■ **BRIEF**
Set out each line from the following listing that includes the word "salad".
'''
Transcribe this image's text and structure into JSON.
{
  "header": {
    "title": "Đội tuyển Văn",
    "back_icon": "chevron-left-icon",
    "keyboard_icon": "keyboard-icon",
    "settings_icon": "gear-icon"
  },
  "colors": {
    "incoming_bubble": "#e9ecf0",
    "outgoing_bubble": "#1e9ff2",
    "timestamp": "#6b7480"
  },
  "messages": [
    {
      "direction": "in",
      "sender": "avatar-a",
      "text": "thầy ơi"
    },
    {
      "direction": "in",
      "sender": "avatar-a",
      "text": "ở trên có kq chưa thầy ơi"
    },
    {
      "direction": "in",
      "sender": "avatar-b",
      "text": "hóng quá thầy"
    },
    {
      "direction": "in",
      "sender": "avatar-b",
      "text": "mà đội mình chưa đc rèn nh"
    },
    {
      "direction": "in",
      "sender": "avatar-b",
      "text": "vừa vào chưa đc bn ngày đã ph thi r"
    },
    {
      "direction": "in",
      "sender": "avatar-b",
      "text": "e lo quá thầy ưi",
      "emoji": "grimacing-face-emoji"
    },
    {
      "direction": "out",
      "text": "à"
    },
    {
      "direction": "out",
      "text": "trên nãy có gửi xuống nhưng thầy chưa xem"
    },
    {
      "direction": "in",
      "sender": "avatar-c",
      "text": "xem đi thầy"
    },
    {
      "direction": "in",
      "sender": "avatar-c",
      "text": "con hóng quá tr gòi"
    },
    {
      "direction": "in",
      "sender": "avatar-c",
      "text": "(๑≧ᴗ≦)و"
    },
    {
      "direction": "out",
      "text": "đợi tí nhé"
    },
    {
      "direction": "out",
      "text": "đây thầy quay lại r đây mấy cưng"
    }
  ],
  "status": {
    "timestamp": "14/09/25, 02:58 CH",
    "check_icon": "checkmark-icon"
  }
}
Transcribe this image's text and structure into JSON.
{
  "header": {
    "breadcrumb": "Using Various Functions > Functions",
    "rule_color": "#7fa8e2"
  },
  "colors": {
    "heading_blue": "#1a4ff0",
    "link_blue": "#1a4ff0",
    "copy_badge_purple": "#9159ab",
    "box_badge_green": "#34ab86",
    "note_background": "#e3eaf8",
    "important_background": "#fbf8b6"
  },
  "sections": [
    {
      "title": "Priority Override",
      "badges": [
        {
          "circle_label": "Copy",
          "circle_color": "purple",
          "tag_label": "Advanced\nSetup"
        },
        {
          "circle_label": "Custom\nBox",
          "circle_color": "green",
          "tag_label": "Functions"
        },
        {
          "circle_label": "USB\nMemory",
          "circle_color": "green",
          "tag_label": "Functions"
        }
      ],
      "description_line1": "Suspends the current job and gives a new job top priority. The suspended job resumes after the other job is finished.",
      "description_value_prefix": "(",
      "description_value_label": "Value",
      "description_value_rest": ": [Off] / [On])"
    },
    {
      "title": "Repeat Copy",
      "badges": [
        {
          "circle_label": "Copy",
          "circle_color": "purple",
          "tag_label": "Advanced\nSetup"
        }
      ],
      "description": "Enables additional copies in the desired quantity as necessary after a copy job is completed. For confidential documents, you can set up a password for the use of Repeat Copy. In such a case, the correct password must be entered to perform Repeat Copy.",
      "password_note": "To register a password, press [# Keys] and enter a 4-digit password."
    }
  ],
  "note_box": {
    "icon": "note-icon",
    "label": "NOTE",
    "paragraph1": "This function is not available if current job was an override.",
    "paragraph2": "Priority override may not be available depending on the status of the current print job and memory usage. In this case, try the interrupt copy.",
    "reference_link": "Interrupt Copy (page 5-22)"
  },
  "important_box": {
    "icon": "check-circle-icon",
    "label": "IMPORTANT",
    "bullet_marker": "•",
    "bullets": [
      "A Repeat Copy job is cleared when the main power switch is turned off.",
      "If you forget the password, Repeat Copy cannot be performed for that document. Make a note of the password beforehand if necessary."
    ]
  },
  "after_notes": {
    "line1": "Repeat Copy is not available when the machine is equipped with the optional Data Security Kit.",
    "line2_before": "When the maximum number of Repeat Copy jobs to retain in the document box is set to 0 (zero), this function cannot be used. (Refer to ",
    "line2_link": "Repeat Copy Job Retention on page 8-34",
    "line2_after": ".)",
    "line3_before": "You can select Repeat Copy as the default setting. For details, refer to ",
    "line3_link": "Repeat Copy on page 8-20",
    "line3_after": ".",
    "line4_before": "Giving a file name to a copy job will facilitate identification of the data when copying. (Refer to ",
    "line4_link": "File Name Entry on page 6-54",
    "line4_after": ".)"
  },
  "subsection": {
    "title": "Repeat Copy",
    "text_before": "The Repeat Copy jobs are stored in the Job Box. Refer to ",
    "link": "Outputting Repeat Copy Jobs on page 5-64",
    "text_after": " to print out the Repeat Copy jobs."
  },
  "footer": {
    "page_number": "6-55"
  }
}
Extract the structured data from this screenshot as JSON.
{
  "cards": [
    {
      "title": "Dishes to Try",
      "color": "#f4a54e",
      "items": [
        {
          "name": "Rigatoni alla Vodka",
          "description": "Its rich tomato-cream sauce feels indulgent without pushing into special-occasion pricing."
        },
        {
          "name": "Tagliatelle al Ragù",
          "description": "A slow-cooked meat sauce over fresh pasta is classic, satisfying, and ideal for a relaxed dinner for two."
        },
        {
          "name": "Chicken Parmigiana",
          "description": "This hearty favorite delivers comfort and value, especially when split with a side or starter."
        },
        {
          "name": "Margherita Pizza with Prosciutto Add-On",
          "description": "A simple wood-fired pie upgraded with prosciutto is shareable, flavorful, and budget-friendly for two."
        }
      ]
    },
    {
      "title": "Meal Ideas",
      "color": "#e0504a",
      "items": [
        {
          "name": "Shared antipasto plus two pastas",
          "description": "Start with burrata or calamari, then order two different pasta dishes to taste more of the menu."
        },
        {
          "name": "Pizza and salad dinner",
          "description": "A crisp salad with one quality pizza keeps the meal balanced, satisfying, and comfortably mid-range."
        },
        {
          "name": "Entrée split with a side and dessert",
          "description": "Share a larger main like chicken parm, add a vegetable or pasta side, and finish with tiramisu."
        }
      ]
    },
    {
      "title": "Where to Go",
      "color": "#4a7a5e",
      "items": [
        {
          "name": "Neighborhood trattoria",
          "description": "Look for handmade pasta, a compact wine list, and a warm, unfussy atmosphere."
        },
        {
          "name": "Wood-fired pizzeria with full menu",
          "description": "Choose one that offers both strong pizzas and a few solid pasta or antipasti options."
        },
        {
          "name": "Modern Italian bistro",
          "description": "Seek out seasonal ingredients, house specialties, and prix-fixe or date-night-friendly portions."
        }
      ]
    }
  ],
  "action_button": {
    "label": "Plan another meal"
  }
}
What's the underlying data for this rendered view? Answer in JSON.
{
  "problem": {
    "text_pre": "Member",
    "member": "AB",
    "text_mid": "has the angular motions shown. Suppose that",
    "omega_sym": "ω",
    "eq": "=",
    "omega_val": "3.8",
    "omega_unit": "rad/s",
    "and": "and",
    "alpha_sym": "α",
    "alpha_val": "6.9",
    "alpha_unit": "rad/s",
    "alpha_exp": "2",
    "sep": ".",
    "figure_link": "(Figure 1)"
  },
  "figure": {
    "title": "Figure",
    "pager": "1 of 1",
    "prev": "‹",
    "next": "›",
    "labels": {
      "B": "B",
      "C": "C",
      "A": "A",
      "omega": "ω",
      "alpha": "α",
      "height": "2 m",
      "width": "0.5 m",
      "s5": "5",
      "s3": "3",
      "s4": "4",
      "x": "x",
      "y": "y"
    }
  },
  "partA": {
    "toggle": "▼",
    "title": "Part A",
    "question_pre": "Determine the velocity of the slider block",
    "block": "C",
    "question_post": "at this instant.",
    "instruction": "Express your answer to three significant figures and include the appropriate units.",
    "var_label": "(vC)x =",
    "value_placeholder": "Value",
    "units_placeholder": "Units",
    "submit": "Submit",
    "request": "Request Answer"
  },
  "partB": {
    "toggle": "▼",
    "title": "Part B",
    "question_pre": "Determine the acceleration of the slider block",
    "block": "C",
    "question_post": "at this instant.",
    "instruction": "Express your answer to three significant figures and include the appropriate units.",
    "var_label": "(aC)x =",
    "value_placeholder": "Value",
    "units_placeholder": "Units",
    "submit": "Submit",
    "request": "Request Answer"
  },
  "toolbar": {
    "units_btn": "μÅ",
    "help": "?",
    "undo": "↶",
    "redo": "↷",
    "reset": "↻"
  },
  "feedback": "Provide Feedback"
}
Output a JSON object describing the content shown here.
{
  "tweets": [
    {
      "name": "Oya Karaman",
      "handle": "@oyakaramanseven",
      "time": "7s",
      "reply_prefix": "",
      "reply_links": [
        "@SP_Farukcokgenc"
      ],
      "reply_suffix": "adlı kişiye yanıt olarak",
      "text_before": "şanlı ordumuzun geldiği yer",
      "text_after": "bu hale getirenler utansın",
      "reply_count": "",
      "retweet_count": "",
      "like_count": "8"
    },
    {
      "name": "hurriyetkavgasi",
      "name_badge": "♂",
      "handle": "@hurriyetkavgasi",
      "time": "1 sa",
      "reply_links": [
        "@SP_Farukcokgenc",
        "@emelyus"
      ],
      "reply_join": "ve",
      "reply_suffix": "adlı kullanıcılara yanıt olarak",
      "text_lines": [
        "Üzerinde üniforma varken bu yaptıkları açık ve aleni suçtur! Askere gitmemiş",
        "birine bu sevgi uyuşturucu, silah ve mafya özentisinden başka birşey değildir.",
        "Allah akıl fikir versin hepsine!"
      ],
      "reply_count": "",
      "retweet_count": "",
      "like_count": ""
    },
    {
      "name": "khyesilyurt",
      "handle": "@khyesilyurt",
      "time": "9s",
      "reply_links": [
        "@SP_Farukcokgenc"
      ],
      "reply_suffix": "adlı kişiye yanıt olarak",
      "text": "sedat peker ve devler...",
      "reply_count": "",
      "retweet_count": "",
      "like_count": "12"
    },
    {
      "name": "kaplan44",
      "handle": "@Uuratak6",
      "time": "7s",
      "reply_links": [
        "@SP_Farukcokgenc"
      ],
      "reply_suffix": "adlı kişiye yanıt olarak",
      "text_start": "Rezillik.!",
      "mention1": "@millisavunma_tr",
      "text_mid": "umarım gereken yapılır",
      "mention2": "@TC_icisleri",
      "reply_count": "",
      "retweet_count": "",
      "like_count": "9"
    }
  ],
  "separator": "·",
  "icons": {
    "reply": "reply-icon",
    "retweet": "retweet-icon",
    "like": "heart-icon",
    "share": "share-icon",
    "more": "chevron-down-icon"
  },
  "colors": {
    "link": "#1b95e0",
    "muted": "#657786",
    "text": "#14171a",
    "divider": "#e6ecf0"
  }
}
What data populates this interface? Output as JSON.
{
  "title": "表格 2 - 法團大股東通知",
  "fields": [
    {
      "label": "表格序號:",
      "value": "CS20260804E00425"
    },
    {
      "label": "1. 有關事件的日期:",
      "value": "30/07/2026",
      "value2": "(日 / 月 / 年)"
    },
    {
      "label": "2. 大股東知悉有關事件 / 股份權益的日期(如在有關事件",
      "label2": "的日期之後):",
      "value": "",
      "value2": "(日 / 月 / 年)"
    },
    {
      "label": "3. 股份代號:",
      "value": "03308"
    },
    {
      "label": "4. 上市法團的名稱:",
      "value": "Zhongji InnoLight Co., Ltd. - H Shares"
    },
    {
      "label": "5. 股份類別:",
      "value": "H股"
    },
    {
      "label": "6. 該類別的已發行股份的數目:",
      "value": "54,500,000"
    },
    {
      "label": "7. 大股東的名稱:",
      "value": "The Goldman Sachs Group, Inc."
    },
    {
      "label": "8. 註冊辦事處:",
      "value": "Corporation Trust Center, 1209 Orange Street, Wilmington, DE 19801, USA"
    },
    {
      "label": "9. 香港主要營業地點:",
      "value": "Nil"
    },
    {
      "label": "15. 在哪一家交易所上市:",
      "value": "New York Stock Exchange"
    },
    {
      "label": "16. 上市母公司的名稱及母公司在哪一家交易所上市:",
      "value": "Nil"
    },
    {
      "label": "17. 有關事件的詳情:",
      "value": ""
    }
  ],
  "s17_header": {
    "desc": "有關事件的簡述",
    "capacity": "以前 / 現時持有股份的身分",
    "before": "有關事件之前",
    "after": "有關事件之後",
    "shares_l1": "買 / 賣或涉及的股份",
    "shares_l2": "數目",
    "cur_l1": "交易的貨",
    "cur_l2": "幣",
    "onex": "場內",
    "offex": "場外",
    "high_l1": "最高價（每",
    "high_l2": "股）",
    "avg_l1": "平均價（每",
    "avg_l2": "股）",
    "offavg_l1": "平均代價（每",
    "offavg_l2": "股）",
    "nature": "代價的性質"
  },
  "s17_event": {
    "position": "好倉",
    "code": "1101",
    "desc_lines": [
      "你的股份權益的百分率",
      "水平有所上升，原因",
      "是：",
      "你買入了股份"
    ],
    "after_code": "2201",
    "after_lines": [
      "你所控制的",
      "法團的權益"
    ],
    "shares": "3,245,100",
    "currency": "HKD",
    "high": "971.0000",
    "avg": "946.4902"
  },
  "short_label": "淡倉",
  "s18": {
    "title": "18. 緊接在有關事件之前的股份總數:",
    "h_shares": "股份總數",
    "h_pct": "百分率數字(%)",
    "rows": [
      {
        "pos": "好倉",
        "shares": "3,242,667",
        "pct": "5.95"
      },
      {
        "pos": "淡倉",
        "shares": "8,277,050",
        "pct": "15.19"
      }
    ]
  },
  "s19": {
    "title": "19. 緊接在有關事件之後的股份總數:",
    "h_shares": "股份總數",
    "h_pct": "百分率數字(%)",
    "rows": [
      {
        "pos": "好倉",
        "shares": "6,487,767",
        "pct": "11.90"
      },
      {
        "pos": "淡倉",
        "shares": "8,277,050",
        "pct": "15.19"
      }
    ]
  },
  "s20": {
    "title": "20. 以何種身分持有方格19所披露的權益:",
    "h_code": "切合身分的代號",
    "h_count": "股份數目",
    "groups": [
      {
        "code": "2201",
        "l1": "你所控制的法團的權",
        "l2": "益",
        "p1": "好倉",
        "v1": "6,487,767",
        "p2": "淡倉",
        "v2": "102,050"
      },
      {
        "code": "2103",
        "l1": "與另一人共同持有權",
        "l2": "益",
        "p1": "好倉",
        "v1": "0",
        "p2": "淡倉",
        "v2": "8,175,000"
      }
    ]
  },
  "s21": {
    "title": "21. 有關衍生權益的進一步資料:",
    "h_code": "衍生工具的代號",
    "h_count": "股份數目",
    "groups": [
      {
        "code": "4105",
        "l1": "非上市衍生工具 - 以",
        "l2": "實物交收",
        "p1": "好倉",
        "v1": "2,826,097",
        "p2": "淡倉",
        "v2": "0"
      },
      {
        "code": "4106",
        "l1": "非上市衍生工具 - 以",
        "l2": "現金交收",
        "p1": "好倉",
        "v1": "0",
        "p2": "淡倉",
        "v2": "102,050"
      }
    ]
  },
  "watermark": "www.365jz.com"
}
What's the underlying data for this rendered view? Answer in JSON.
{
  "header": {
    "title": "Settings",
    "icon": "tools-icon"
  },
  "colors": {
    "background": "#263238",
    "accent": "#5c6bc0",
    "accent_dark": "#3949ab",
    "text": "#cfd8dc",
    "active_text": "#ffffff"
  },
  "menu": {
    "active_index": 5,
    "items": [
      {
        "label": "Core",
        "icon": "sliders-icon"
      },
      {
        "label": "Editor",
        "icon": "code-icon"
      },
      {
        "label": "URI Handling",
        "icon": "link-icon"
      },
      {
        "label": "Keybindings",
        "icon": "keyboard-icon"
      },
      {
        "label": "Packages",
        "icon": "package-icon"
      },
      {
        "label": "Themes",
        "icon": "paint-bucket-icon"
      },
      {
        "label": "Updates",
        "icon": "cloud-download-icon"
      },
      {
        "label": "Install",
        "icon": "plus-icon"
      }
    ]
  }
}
'''
■ **EXPECTED ANSWER**
          "name": "Pizza and salad dinner",
          "description": "A crisp salad with one quality pizza keeps the meal balanced, satisfying, and comfortably mid-range."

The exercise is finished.